-- START OF Records for processing --

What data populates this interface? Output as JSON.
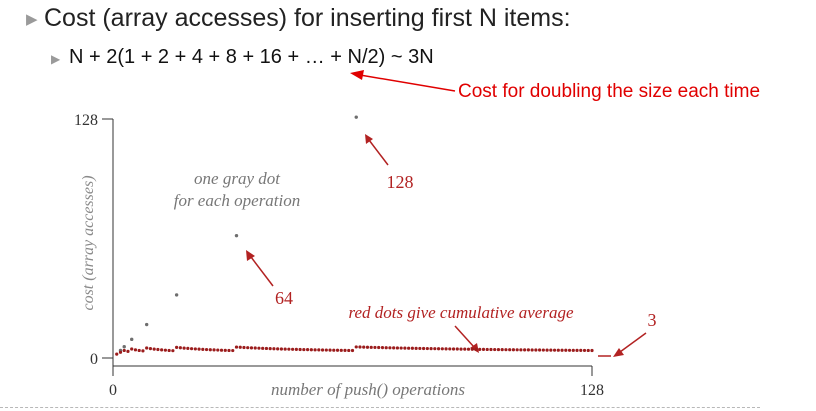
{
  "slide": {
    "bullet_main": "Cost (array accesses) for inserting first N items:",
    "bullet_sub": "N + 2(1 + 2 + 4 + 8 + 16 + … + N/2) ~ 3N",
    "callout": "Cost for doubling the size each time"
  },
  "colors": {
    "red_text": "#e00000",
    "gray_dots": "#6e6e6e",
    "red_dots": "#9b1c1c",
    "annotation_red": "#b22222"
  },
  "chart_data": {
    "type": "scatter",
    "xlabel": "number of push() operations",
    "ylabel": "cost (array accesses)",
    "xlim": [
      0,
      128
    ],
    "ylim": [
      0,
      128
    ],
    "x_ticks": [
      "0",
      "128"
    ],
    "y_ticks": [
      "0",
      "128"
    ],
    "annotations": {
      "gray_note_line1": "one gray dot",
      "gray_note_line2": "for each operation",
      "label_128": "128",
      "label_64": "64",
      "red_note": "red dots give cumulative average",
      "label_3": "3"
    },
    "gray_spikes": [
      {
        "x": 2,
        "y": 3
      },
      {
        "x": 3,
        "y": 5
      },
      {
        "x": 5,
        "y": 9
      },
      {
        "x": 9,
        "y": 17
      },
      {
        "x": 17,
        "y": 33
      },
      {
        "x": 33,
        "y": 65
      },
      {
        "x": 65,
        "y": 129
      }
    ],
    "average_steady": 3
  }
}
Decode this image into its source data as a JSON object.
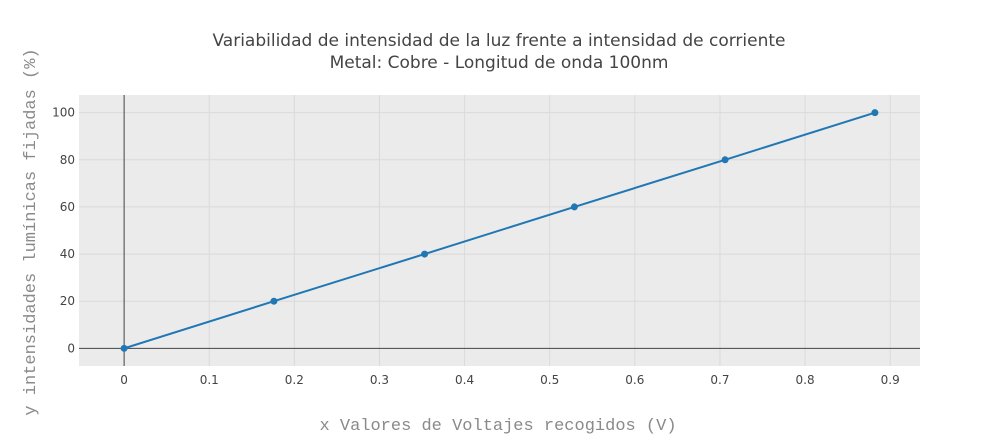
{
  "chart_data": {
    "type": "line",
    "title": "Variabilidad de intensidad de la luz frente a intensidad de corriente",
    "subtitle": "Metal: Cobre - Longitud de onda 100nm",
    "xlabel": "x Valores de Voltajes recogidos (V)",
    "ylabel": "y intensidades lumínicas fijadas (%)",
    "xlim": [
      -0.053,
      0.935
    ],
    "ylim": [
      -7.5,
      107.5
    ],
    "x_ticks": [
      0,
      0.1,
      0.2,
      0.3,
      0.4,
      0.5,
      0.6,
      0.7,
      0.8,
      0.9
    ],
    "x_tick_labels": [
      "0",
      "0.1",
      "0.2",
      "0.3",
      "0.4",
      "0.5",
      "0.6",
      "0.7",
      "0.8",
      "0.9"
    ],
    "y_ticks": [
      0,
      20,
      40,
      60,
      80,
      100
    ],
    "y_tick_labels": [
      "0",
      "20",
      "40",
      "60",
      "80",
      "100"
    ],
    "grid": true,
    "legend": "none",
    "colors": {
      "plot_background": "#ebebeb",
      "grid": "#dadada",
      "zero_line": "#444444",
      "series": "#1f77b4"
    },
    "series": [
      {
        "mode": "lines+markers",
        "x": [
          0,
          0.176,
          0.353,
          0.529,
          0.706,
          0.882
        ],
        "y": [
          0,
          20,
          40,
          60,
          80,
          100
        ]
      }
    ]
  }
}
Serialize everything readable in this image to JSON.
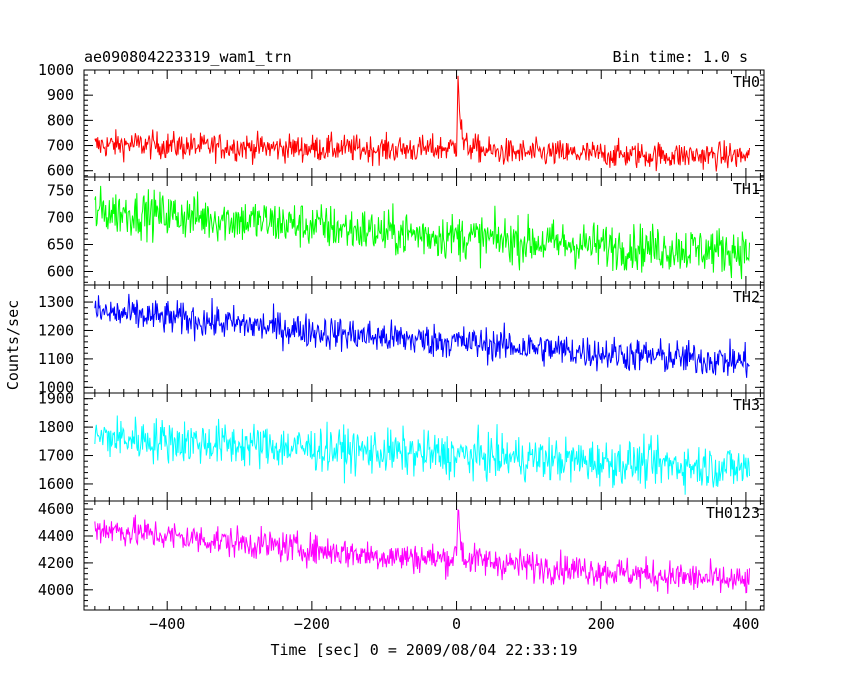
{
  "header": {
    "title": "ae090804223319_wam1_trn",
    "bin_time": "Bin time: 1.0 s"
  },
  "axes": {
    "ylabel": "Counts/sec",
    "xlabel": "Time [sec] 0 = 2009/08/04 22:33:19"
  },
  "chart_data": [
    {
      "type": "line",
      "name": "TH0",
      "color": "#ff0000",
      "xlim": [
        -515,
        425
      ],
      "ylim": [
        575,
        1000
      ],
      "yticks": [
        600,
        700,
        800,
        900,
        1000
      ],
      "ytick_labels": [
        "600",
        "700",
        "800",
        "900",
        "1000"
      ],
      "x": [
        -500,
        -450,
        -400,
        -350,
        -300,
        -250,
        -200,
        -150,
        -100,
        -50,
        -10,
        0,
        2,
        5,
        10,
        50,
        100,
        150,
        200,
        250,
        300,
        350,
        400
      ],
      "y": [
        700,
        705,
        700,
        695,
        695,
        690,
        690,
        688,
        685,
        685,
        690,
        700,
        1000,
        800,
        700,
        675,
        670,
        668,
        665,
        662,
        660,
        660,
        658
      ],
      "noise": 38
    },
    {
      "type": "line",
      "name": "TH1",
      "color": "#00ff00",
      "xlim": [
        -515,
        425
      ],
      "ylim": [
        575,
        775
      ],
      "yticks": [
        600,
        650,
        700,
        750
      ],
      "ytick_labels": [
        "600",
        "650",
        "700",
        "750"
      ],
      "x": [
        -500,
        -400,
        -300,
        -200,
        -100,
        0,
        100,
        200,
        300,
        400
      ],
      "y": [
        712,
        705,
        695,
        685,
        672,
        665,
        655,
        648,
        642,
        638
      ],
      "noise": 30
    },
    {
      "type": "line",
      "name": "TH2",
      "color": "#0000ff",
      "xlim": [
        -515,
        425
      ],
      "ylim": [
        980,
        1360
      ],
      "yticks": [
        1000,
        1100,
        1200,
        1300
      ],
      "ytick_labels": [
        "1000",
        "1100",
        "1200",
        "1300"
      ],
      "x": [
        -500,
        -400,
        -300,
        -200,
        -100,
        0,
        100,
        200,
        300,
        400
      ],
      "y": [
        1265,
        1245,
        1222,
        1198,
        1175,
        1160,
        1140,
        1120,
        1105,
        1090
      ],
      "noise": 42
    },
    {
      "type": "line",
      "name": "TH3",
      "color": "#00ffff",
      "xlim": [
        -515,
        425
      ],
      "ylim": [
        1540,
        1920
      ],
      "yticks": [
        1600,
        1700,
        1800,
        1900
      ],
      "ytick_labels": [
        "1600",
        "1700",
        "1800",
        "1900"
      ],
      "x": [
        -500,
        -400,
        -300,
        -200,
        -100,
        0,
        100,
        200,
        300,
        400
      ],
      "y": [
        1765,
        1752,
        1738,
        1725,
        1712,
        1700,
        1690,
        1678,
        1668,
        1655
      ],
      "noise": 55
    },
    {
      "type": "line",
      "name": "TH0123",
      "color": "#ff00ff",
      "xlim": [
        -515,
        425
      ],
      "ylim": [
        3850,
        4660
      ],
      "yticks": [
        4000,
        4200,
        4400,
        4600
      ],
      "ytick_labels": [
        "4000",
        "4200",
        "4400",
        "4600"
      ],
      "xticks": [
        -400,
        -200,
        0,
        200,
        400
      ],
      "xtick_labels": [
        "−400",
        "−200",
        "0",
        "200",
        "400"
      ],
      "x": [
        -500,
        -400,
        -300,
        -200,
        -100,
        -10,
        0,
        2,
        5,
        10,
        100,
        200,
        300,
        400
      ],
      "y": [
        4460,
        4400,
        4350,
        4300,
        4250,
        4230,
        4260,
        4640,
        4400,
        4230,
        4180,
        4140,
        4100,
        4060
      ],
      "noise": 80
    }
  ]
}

-- END OF Records for processing --

Scan the records above for the string "each", then report every line that contains it.

Output of the exercise:
    "callout": "Cost for doubling the size each time"
      "gray_note_line2": "for each operation",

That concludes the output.